## START Material shown

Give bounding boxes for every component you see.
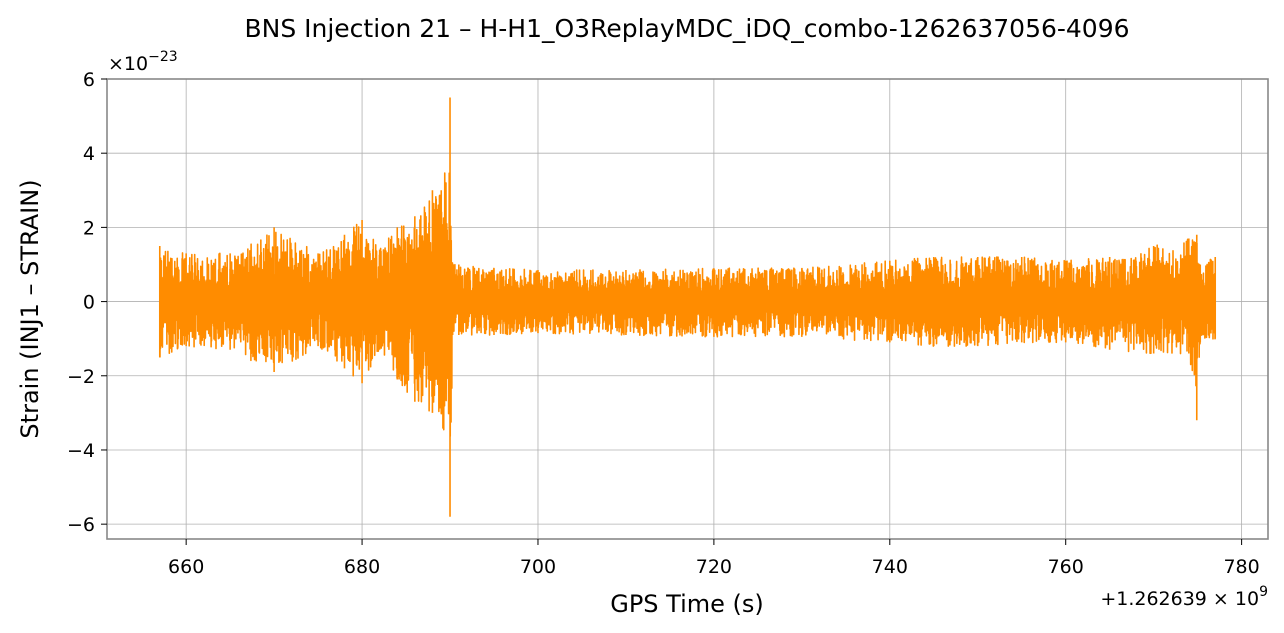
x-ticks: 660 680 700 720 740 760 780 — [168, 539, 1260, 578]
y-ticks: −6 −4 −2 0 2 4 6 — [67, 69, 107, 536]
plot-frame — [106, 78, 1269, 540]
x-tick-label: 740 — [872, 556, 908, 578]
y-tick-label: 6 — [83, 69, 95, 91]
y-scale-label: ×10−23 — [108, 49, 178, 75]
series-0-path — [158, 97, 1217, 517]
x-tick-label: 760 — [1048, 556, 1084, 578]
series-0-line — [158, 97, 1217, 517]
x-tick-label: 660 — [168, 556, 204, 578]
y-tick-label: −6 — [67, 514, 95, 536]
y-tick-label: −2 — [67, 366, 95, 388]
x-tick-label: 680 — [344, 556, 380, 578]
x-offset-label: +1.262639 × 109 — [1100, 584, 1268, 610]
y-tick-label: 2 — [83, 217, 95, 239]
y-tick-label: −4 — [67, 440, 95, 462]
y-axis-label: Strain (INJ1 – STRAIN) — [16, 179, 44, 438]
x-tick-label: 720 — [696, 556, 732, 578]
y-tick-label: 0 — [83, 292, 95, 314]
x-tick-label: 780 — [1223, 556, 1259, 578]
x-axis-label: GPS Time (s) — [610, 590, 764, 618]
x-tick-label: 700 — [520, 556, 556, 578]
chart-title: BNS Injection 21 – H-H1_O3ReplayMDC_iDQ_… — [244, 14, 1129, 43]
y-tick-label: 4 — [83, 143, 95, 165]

## END Material shown
## START Material shown

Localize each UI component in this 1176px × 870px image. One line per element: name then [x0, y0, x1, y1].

## END Material shown
## START Material shown

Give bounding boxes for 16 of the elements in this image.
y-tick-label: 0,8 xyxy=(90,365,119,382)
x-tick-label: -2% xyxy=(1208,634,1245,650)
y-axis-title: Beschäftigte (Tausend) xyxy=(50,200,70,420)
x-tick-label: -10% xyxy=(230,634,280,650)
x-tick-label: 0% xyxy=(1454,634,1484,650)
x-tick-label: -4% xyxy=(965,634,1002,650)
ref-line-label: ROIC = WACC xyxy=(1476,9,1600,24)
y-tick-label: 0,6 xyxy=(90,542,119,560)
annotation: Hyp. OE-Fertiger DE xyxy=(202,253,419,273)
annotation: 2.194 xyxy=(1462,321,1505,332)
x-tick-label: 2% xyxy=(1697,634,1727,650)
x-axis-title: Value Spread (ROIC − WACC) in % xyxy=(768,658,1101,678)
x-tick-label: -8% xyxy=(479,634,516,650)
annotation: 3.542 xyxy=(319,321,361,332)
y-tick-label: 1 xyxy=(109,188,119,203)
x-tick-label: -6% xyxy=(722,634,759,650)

## END Material shown

Directions
Change "x-tick-label" to "x-axis-tick" throughout the items that start at the line containing "Give bounding boxes for every" and end with the line containing "y-tick-label: 4 — [83, 143, 95, 165]", keeping everything else the same. Omit the pictures from your answer.

Full solution
Give bounding boxes for every component you see.
x-ticks: 660 680 700 720 740 760 780 — [168, 539, 1260, 578]
y-ticks: −6 −4 −2 0 2 4 6 — [67, 69, 107, 536]
plot-frame — [106, 78, 1269, 540]
x-axis-tick: 740 — [872, 556, 908, 578]
y-tick-label: 6 — [83, 69, 95, 91]
y-scale-label: ×10−23 — [108, 49, 178, 75]
series-0-path — [158, 97, 1217, 517]
x-axis-tick: 760 — [1048, 556, 1084, 578]
series-0-line — [158, 97, 1217, 517]
x-axis-tick: 660 — [168, 556, 204, 578]
y-tick-label: −6 — [67, 514, 95, 536]
y-tick-label: −2 — [67, 366, 95, 388]
x-axis-tick: 680 — [344, 556, 380, 578]
x-offset-label: +1.262639 × 109 — [1100, 584, 1268, 610]
y-tick-label: 2 — [83, 217, 95, 239]
y-tick-label: −4 — [67, 440, 95, 462]
y-axis-label: Strain (INJ1 – STRAIN) — [16, 179, 44, 438]
x-axis-tick: 720 — [696, 556, 732, 578]
y-tick-label: 0 — [83, 292, 95, 314]
x-axis-tick: 780 — [1223, 556, 1259, 578]
x-axis-label: GPS Time (s) — [610, 590, 764, 618]
x-axis-tick: 700 — [520, 556, 556, 578]
chart-title: BNS Injection 21 – H-H1_O3ReplayMDC_iDQ_… — [244, 14, 1129, 43]
y-tick-label: 4 — [83, 143, 95, 165]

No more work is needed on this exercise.